** begin RECORDS **

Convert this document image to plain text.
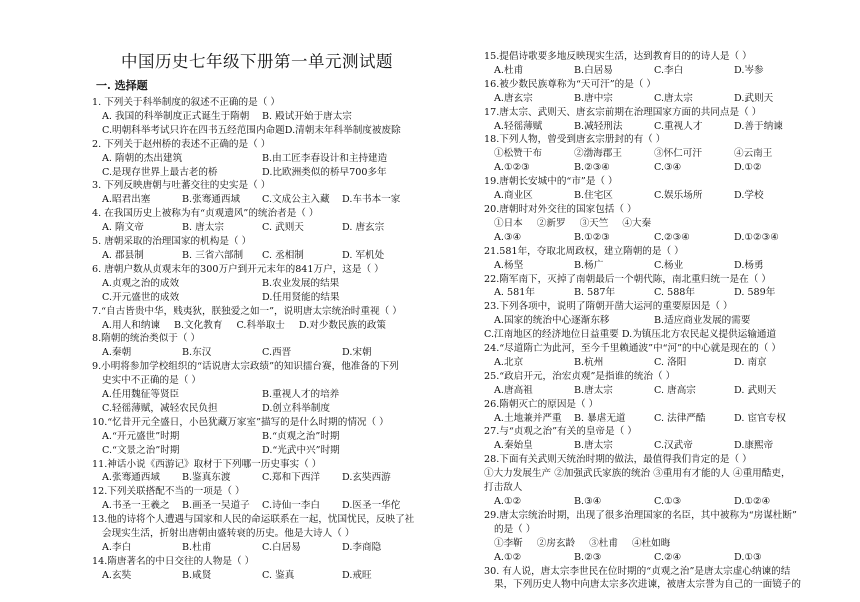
中国历史七年级下册第一单元测试题
一. 选择题
1. 下列关于科举制度的叙述不正确的是（ ）
A. 我国的科举制度正式诞生于隋朝	B. 殿试开始于唐太宗
C.明朝科举考试只许在四书五经范围内命题 D.清朝末年科举制度被废除
2. 下列关于赵州桥的表述不正确的是（ ）
A. 隋朝的杰出建筑	B.由工匠李春设计和主持建造
C.是现存世界上最古老的桥	D.比欧洲类似的桥早700多年
3. 下列反映唐朝与吐蕃交往的史实是（ ）
A.昭君出塞	B.张骞通西域	C.文成公主入藏	D.车书本一家
4. 在我国历史上被称为有“贞观遗风”的统治者是（ ）
A. 隋文帝	B. 唐太宗	C. 武则天	D. 唐玄宗
5. 唐朝采取的治理国家的机构是（ ）
A. 郡县制	B. 三省六部制	C. 丞相制	D. 军机处
6. 唐朝户数从贞观末年的300万户到开元末年的841万户，这是（ ）
A.贞观之治的成效	B.农业发展的结果
C.开元盛世的成效	D.任用贤能的结果
7.“自古皆贵中华，贱夷狄，朕独爱之如一”，说明唐太宗统治时重视（ ）
A.用人和纳谏 B.文化教育 C.科举取士 D.对少数民族的政策
8.隋朝的统治类似于（ ）
A.秦朝	B.东汉	C.西晋	D.宋朝
9.小明将参加学校组织的“话说唐太宗政绩”的知识擂台赛，他准备的下列
史实中不正确的是（ ）
A.任用魏征等贤臣	B.重视人才的培养
C.轻徭薄赋，减轻农民负担	D.创立科举制度
10.“忆昔开元全盛日，小邑犹藏万家室”描写的是什么时期的情况（ ）
A.“开元盛世”时期	B.“贞观之治”时期
C.“文景之治”时期	D.“光武中兴”时期
11.神话小说《西游记》取材于下列哪一历史事实（ ）
A.张骞通西域	B.鉴真东渡	C.郑和下西洋	D.玄奘西游
12.下列关联搭配不当的一项是（ ）
A.书圣一王羲之	B.画圣一吴道子	C.诗仙一李白	D.医圣一华佗
13.他的诗将个人遭遇与国家和人民的命运联系在一起，忧国忧民，反映了社
会现实生活，折射出唐朝由盛转衰的历史。他是大诗人（ ）
A.李白	B.杜甫	C.白居易	D.李商隐
14.隋唐著名的中日交往的人物是（ ）
A.玄奘	B.咸贤	C. 鉴真	D.戒旺
15.提倡诗歌要多地反映现实生活，达到教育目的的诗人是（ ）
A.杜甫	B.白居易	C.李白	D.岑参
16.被少数民族尊称为“天可汗”的是（ ）
A.唐玄宗	B.唐中宗	C.唐太宗	D.武则天
17.唐太宗、武则天、唐玄宗前期在治理国家方面的共同点是（ ）
A.轻徭薄赋	B.减轻刑法	C.重视人才	D.善于纳谏
18.下列人物，曾受到唐玄宗册封的有（ ）
①松赞干布	②渤海郡王	③怀仁可汗	④云南王
A.①②③	B.②③④	C.③④	D.①②
19.唐朝长安城中的“市”是（ ）
A.商业区	B.住宅区	C.娱乐场所	D.学校
20.唐朝时对外交往的国家包括（ ）
①日本 ②新罗 ③天竺 ④大秦
A.③④	B.①②③	C.②③④	D.①②③④
21.581年，夺取北周政权，建立隋朝的是（ ）
A.杨坚	B.杨广	C.杨业	D.杨勇
22.隋军南下，灭掉了南朝最后一个朝代陈，南北重归统一是在（ ）
A. 581年	B. 587年	C. 588年	D. 589年
23.下列各项中，说明了隋朝开凿大运河的重要原因是（ ）
A.国家的统治中心逐渐东移	B.适应商业发展的需要
C.江南地区的经济地位日益重要 D.为镇压北方农民起义提供运输通道
24.“尽道隋亡为此河，至今千里赖通波”中“河”的中心就是现在的（ ）
A.北京	B.杭州	C. 洛阳	D. 南京
25.“政启开元，治宏贞观”是指谁的统治（ ）
A.唐高祖	B.唐太宗	C. 唐高宗	D. 武则天
26.隋朝灭亡的原因是（ ）
A.土地兼并严重	B. 暴虐无道	C. 法律严酷	D. 宦官专权
27.与“贞观之治”有关的皇帝是（ ）
A.秦始皇	B.唐太宗	C.汉武帝	D.康熙帝
28.下面有关武则天统治时期的做法，最值得我们肯定的是（ ）
①大力发展生产 ②加强武氏家族的统治 ③重用有才能的人 ④重用酷吏，
打击敌人
A.①②	B.③④	C.①③	D.①②④
29.唐太宗统治时期，出现了很多治理国家的名臣，其中被称为“房谋杜断”
的是（ ）
①李靳 ②房玄龄 ③杜甫 ④杜如晦
A.①②	B.②③	C.②④	D.①③
30. 有人说，唐太宗李世民在位时期的“贞观之治”是唐太宗虚心纳谏的结
果，下列历史人物中向唐太宗多次进谏，被唐太宗誉为自己的一面镜子的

** end RECORDS **

AIM = Check each line of the entries for the string "张骞通西域". Copy the lines that have it.

SOLUTION FOR THIS EXERCISE =
A.昭君出塞	B.张骞通西域	C.文成公主入藏	D.车书本一家
A.张骞通西域	B.鉴真东渡	C.郑和下西洋	D.玄奘西游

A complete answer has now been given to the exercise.